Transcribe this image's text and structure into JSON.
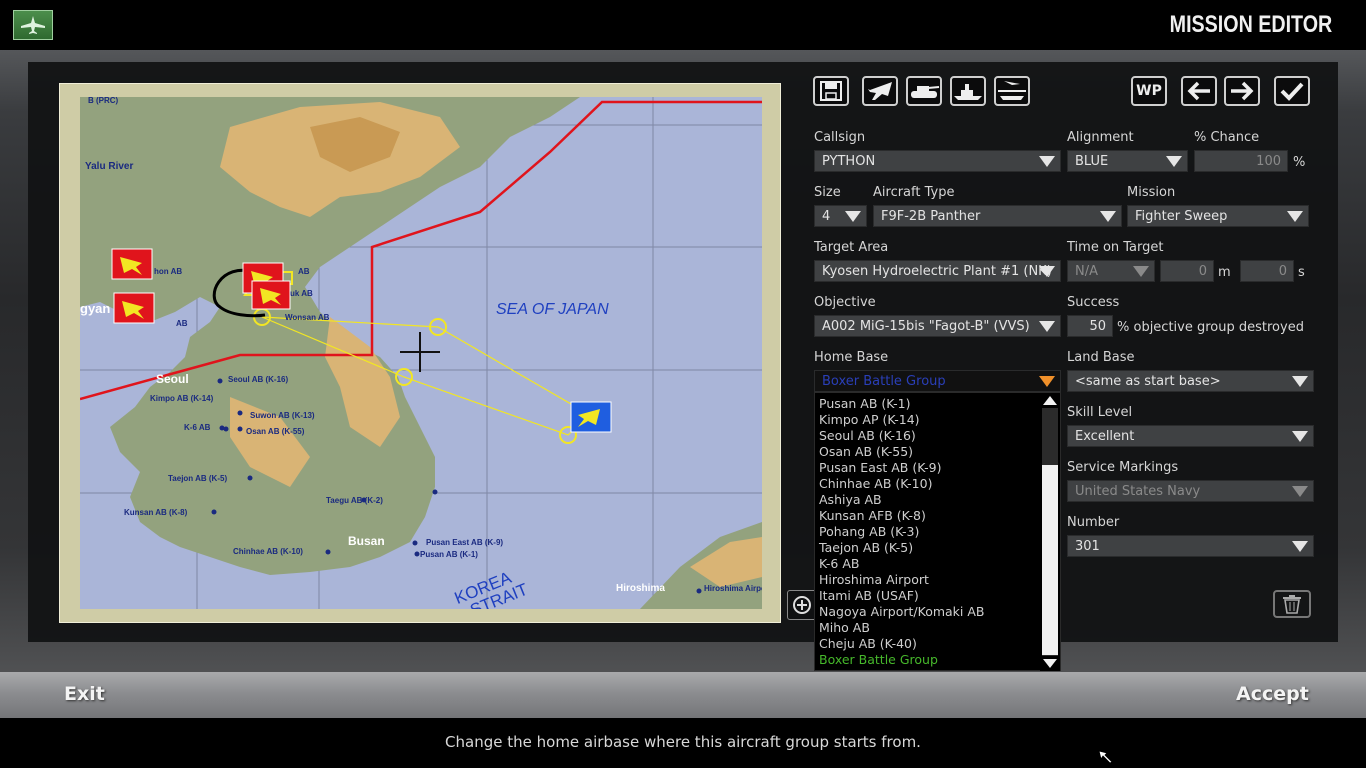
{
  "header": {
    "title": "MISSION EDITOR",
    "app_icon": "aircraft-icon"
  },
  "map": {
    "sea_label": "SEA OF JAPAN",
    "strait_label_1": "KOREA",
    "strait_label_2": "STRAIT",
    "places": {
      "yalu": "Yalu River",
      "prc": "B (PRC)",
      "seoul": "Seoul",
      "seoul_ab": "Seoul AB (K-16)",
      "kimpo": "Kimpo AB (K-14)",
      "suwon": "Suwon AB (K-13)",
      "k6": "K-6 AB",
      "osan": "Osan AB (K-55)",
      "taejon": "Taejon AB (K-5)",
      "taegu": "Taegu AB (K-2)",
      "kunsan": "Kunsan AB (K-8)",
      "chinhae": "Chinhae AB (K-10)",
      "busan": "Busan",
      "pusan_east": "Pusan East AB (K-9)",
      "pusan": "Pusan AB (K-1)",
      "hiroshima": "Hiroshima",
      "hiroshima_ap": "Hiroshima Airport",
      "pyongyang_frag": "gyan",
      "wonsan_frag": "Wonsan AB",
      "ab_frag1": "hon AB",
      "ab_frag2": "AB",
      "ab_frag3": "uk AB",
      "ab_frag4": "AB"
    },
    "colors": {
      "sea": "#aab5d8",
      "land": "#93a27e",
      "highland": "#d9b475",
      "frontline": "#e0141c",
      "route": "#f2e623",
      "enemy_marker": "#e0141c",
      "friendly_marker": "#1f5ee0"
    }
  },
  "toolbar": {
    "save": "save-icon",
    "aircraft": "aircraft-icon",
    "tank": "tank-icon",
    "ship": "ship-icon",
    "carrier": "carrier-icon",
    "waypoint": "WP",
    "prev": "arrow-left-icon",
    "next": "arrow-right-icon",
    "confirm": "checkmark-icon"
  },
  "form": {
    "callsign_label": "Callsign",
    "callsign_value": "PYTHON",
    "alignment_label": "Alignment",
    "alignment_value": "BLUE",
    "chance_label": "% Chance",
    "chance_value": "100",
    "chance_unit": "%",
    "size_label": "Size",
    "size_value": "4",
    "aircraft_type_label": "Aircraft Type",
    "aircraft_type_value": "F9F-2B Panther",
    "mission_label": "Mission",
    "mission_value": "Fighter Sweep",
    "target_area_label": "Target Area",
    "target_area_value": "Kyosen Hydroelectric Plant #1 (NK)",
    "tot_label": "Time on Target",
    "tot_value": "N/A",
    "tot_min": "0",
    "tot_min_unit": "m",
    "tot_sec": "0",
    "tot_sec_unit": "s",
    "objective_label": "Objective",
    "objective_value": "A002 MiG-15bis \"Fagot-B\" (VVS)",
    "success_label": "Success",
    "success_value": "50",
    "success_suffix": "% objective group destroyed",
    "home_base_label": "Home Base",
    "home_base_value": "Boxer Battle Group",
    "land_base_label": "Land Base",
    "land_base_value": "<same as start base>",
    "skill_label": "Skill Level",
    "skill_value": "Excellent",
    "markings_label": "Service Markings",
    "markings_value": "United States Navy",
    "number_label": "Number",
    "number_value": "301"
  },
  "home_base_options": [
    "Pusan AB (K-1)",
    "Kimpo AP (K-14)",
    "Seoul AB (K-16)",
    "Osan AB (K-55)",
    "Pusan East AB (K-9)",
    "Chinhae AB (K-10)",
    "Ashiya AB",
    "Kunsan AFB (K-8)",
    "Pohang AB (K-3)",
    "Taejon AB (K-5)",
    "K-6 AB",
    "Hiroshima Airport",
    "Itami AB (USAF)",
    "Nagoya Airport/Komaki AB",
    "Miho AB",
    "Cheju AB (K-40)",
    "Boxer Battle Group"
  ],
  "home_base_selected_index": 16,
  "footer": {
    "exit_label": "Exit",
    "accept_label": "Accept",
    "status_text": "Change the home airbase where this aircraft group starts from."
  }
}
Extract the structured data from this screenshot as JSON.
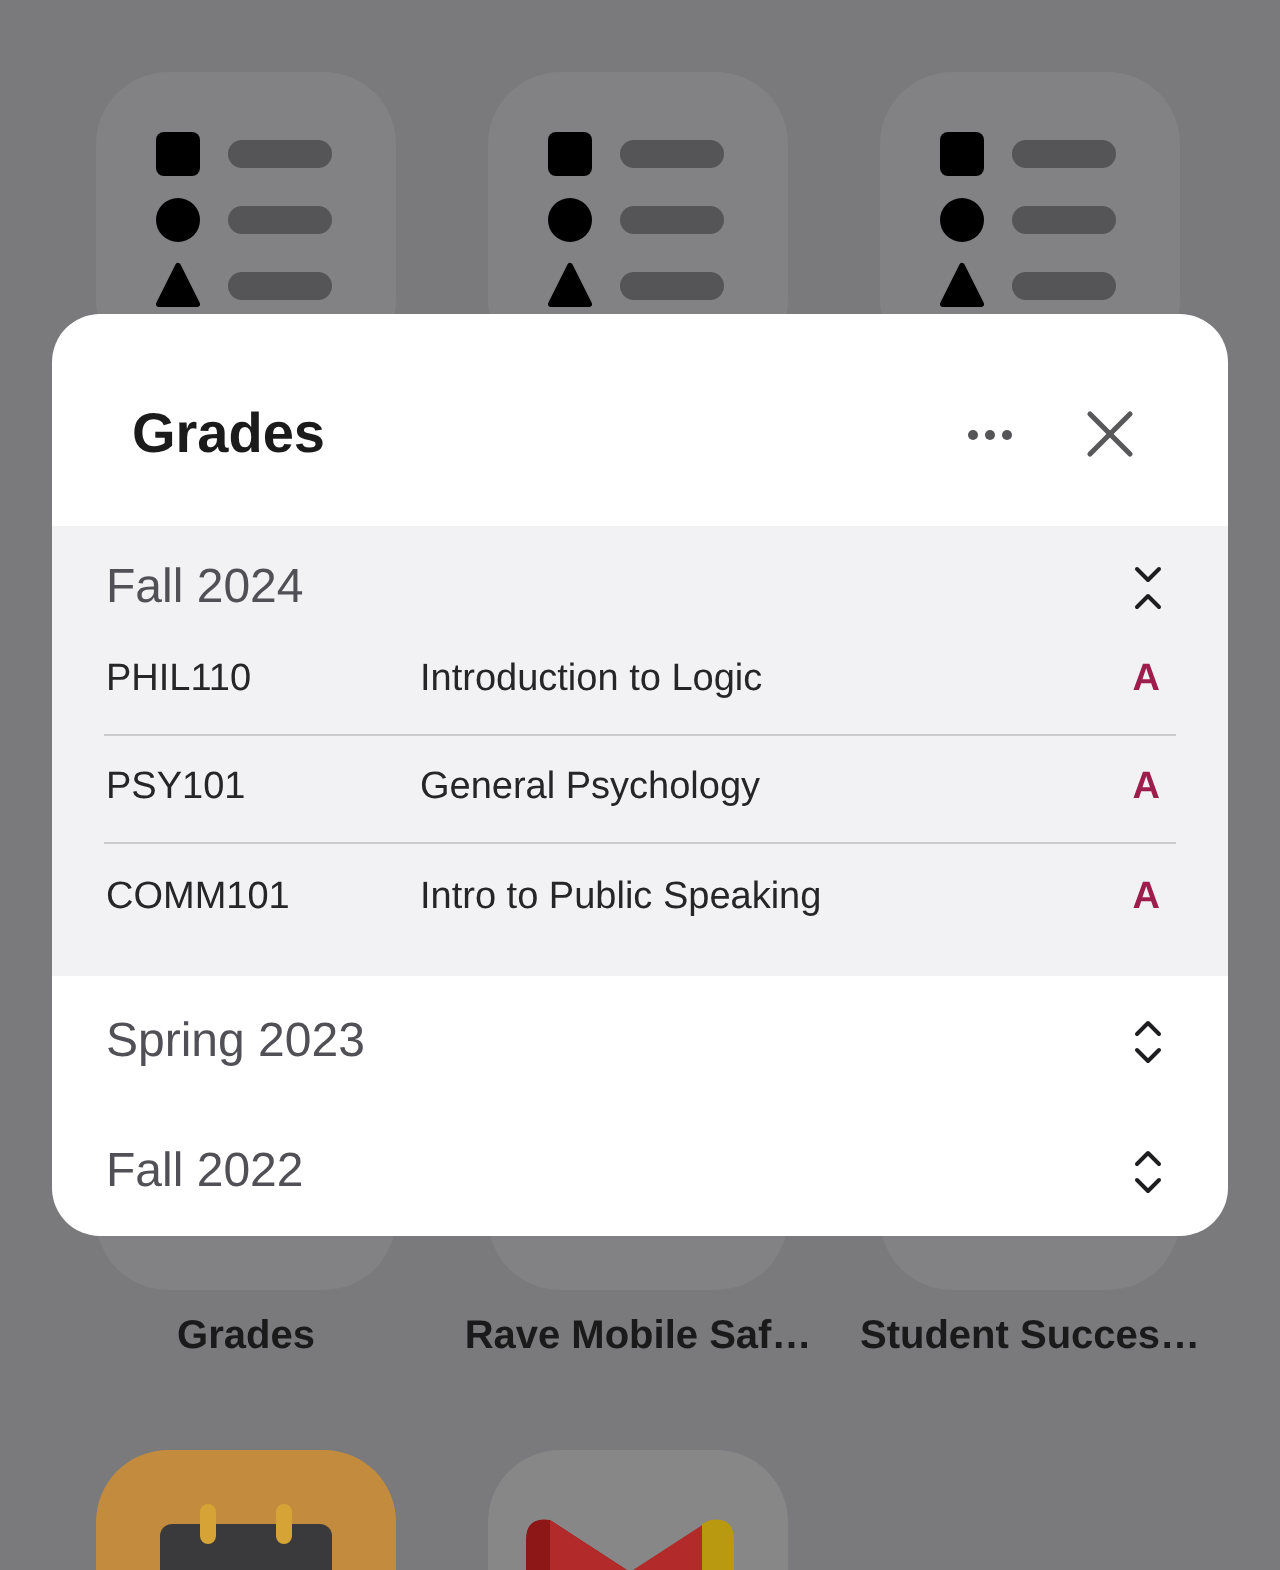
{
  "home_screen": {
    "rows": [
      {
        "apps": [
          {
            "kind": "list"
          },
          {
            "kind": "list"
          },
          {
            "kind": "list"
          }
        ]
      },
      {
        "apps": [
          {
            "label": "Grades"
          },
          {
            "label": "Rave Mobile Saf…"
          },
          {
            "label": "Student Succes…"
          }
        ]
      },
      {
        "apps": [
          {
            "kind": "calendar"
          },
          {
            "kind": "mail"
          }
        ]
      }
    ]
  },
  "dialog": {
    "title": "Grades",
    "terms": [
      {
        "name": "Fall 2024",
        "expanded": true,
        "courses": [
          {
            "code": "PHIL110",
            "title": "Introduction to Logic",
            "grade": "A"
          },
          {
            "code": "PSY101",
            "title": "General Psychology",
            "grade": "A"
          },
          {
            "code": "COMM101",
            "title": "Intro to Public Speaking",
            "grade": "A"
          }
        ]
      },
      {
        "name": "Spring 2023",
        "expanded": false
      },
      {
        "name": "Fall 2022",
        "expanded": false
      }
    ]
  }
}
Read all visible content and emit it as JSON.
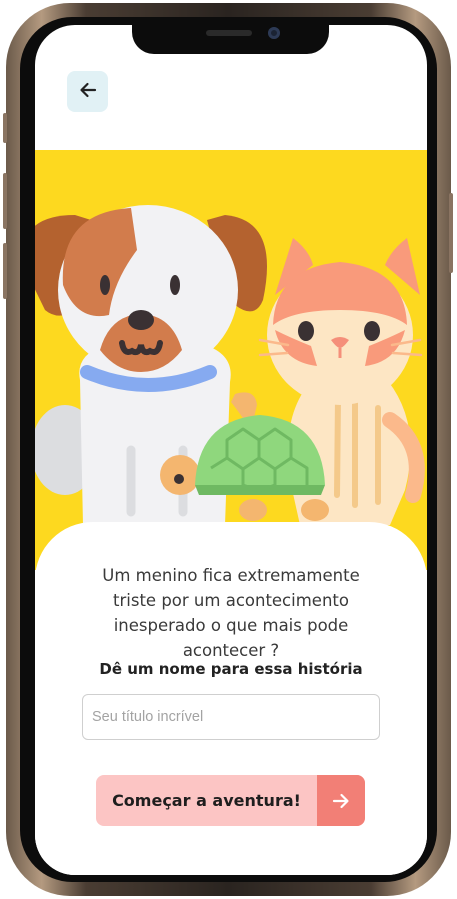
{
  "header": {
    "back_icon": "arrow-left-icon",
    "back_bg": "#e1f1f5"
  },
  "hero": {
    "background": "#fdd91f",
    "animals": [
      "dog",
      "cat",
      "turtle"
    ]
  },
  "story": {
    "prompt": "Um menino fica extremamente triste por um acontecimento inesperado o que mais pode acontecer ?"
  },
  "form": {
    "name_label": "Dê um nome para essa história",
    "title_placeholder": "Seu título incrível",
    "title_value": ""
  },
  "cta": {
    "label": "Começar a aventura!",
    "icon": "arrow-right-icon",
    "colors": {
      "button": "#fcc5c4",
      "arrow_panel": "#f27f76"
    }
  }
}
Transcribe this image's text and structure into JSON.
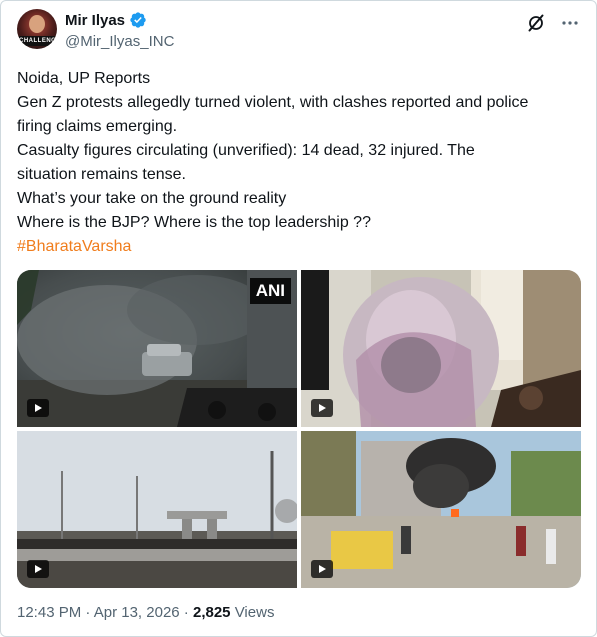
{
  "post": {
    "author_name": "Mir Ilyas",
    "author_handle": "@Mir_Ilyas_INC",
    "avatar_text": "CHALLENGE",
    "lines": [
      "Noida, UP Reports",
      "Gen Z protests allegedly turned violent, with clashes reported and police",
      "firing claims emerging.",
      "Casualty figures circulating (unverified): 14 dead, 32 injured. The",
      "situation remains tense.",
      "What’s your take on the ground reality",
      "Where is the BJP? Where is the top leadership ??"
    ],
    "hashtag": "#BharataVarsha",
    "time": "12:43 PM",
    "separator": " · ",
    "date": "Apr 13, 2026",
    "views_count": "2,825",
    "views_label": "Views"
  },
  "media": {
    "watermark": "ANI",
    "items": [
      "video",
      "video",
      "video",
      "video"
    ]
  },
  "colors": {
    "hashtag": "#f07d1d",
    "verified": "#1d9bf0",
    "muted": "#536471"
  },
  "icons": [
    "verified-badge-icon",
    "grok-icon",
    "more-icon",
    "play-icon"
  ]
}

_Stated task_.
Write the records out once more, exactly as they appear, with no pictures.

_The response_.
Transcribe this image's text and structure into JSON.
{
  "header": {
    "title": "MISSION EDITOR",
    "app_icon": "aircraft-icon"
  },
  "map": {
    "sea_label": "SEA OF JAPAN",
    "strait_label_1": "KOREA",
    "strait_label_2": "STRAIT",
    "places": {
      "yalu": "Yalu River",
      "prc": "B (PRC)",
      "seoul": "Seoul",
      "seoul_ab": "Seoul AB (K-16)",
      "kimpo": "Kimpo AB (K-14)",
      "suwon": "Suwon AB (K-13)",
      "k6": "K-6 AB",
      "osan": "Osan AB (K-55)",
      "taejon": "Taejon AB (K-5)",
      "taegu": "Taegu AB (K-2)",
      "kunsan": "Kunsan AB (K-8)",
      "chinhae": "Chinhae AB (K-10)",
      "busan": "Busan",
      "pusan_east": "Pusan East AB (K-9)",
      "pusan": "Pusan AB (K-1)",
      "hiroshima": "Hiroshima",
      "hiroshima_ap": "Hiroshima Airport",
      "pyongyang_frag": "gyan",
      "wonsan_frag": "Wonsan AB",
      "ab_frag1": "hon AB",
      "ab_frag2": "AB",
      "ab_frag3": "uk AB",
      "ab_frag4": "AB"
    },
    "colors": {
      "sea": "#aab5d8",
      "land": "#93a27e",
      "highland": "#d9b475",
      "frontline": "#e0141c",
      "route": "#f2e623",
      "enemy_marker": "#e0141c",
      "friendly_marker": "#1f5ee0"
    }
  },
  "toolbar": {
    "save": "save-icon",
    "aircraft": "aircraft-icon",
    "tank": "tank-icon",
    "ship": "ship-icon",
    "carrier": "carrier-icon",
    "waypoint": "WP",
    "prev": "arrow-left-icon",
    "next": "arrow-right-icon",
    "confirm": "checkmark-icon"
  },
  "form": {
    "callsign_label": "Callsign",
    "callsign_value": "PYTHON",
    "alignment_label": "Alignment",
    "alignment_value": "BLUE",
    "chance_label": "% Chance",
    "chance_value": "100",
    "chance_unit": "%",
    "size_label": "Size",
    "size_value": "4",
    "aircraft_type_label": "Aircraft Type",
    "aircraft_type_value": "F9F-2B Panther",
    "mission_label": "Mission",
    "mission_value": "Fighter Sweep",
    "target_area_label": "Target Area",
    "target_area_value": "Kyosen Hydroelectric Plant #1 (NK)",
    "tot_label": "Time on Target",
    "tot_value": "N/A",
    "tot_min": "0",
    "tot_min_unit": "m",
    "tot_sec": "0",
    "tot_sec_unit": "s",
    "objective_label": "Objective",
    "objective_value": "A002 MiG-15bis \"Fagot-B\" (VVS)",
    "success_label": "Success",
    "success_value": "50",
    "success_suffix": "% objective group destroyed",
    "home_base_label": "Home Base",
    "home_base_value": "Boxer Battle Group",
    "land_base_label": "Land Base",
    "land_base_value": "<same as start base>",
    "skill_label": "Skill Level",
    "skill_value": "Excellent",
    "markings_label": "Service Markings",
    "markings_value": "United States Navy",
    "number_label": "Number",
    "number_value": "301"
  },
  "home_base_options": [
    "Pusan AB (K-1)",
    "Kimpo AP (K-14)",
    "Seoul AB (K-16)",
    "Osan AB (K-55)",
    "Pusan East AB (K-9)",
    "Chinhae AB (K-10)",
    "Ashiya AB",
    "Kunsan AFB (K-8)",
    "Pohang AB (K-3)",
    "Taejon AB (K-5)",
    "K-6 AB",
    "Hiroshima Airport",
    "Itami AB (USAF)",
    "Nagoya Airport/Komaki AB",
    "Miho AB",
    "Cheju AB (K-40)",
    "Boxer Battle Group"
  ],
  "home_base_selected_index": 16,
  "footer": {
    "exit_label": "Exit",
    "accept_label": "Accept",
    "status_text": "Change the home airbase where this aircraft group starts from."
  }
}
Extract the structured data from this screenshot as JSON.
{
  "home_screen": {
    "rows": [
      {
        "apps": [
          {
            "kind": "list"
          },
          {
            "kind": "list"
          },
          {
            "kind": "list"
          }
        ]
      },
      {
        "apps": [
          {
            "label": "Grades"
          },
          {
            "label": "Rave Mobile Saf…"
          },
          {
            "label": "Student Succes…"
          }
        ]
      },
      {
        "apps": [
          {
            "kind": "calendar"
          },
          {
            "kind": "mail"
          }
        ]
      }
    ]
  },
  "dialog": {
    "title": "Grades",
    "terms": [
      {
        "name": "Fall 2024",
        "expanded": true,
        "courses": [
          {
            "code": "PHIL110",
            "title": "Introduction to Logic",
            "grade": "A"
          },
          {
            "code": "PSY101",
            "title": "General Psychology",
            "grade": "A"
          },
          {
            "code": "COMM101",
            "title": "Intro to Public Speaking",
            "grade": "A"
          }
        ]
      },
      {
        "name": "Spring 2023",
        "expanded": false
      },
      {
        "name": "Fall 2022",
        "expanded": false
      }
    ]
  }
}
Read all visible content and emit it as JSON.
{
  "header": {
    "back_icon": "arrow-left-icon",
    "back_bg": "#e1f1f5"
  },
  "hero": {
    "background": "#fdd91f",
    "animals": [
      "dog",
      "cat",
      "turtle"
    ]
  },
  "story": {
    "prompt": "Um menino fica extremamente triste por um acontecimento inesperado o que mais pode acontecer ?"
  },
  "form": {
    "name_label": "Dê um nome para essa história",
    "title_placeholder": "Seu título incrível",
    "title_value": ""
  },
  "cta": {
    "label": "Começar a aventura!",
    "icon": "arrow-right-icon",
    "colors": {
      "button": "#fcc5c4",
      "arrow_panel": "#f27f76"
    }
  }
}
Transcribe this image's text and structure into JSON.
{
  "post": {
    "author_name": "Mir Ilyas",
    "author_handle": "@Mir_Ilyas_INC",
    "avatar_text": "CHALLENGE",
    "lines": [
      "Noida, UP Reports",
      "Gen Z protests allegedly turned violent, with clashes reported and police",
      "firing claims emerging.",
      "Casualty figures circulating (unverified): 14 dead, 32 injured. The",
      "situation remains tense.",
      "What’s your take on the ground reality",
      "Where is the BJP? Where is the top leadership ??"
    ],
    "hashtag": "#BharataVarsha",
    "time": "12:43 PM",
    "separator": " · ",
    "date": "Apr 13, 2026",
    "views_count": "2,825",
    "views_label": "Views"
  },
  "media": {
    "watermark": "ANI",
    "items": [
      "video",
      "video",
      "video",
      "video"
    ]
  },
  "colors": {
    "hashtag": "#f07d1d",
    "verified": "#1d9bf0",
    "muted": "#536471"
  },
  "icons": [
    "verified-badge-icon",
    "grok-icon",
    "more-icon",
    "play-icon"
  ]
}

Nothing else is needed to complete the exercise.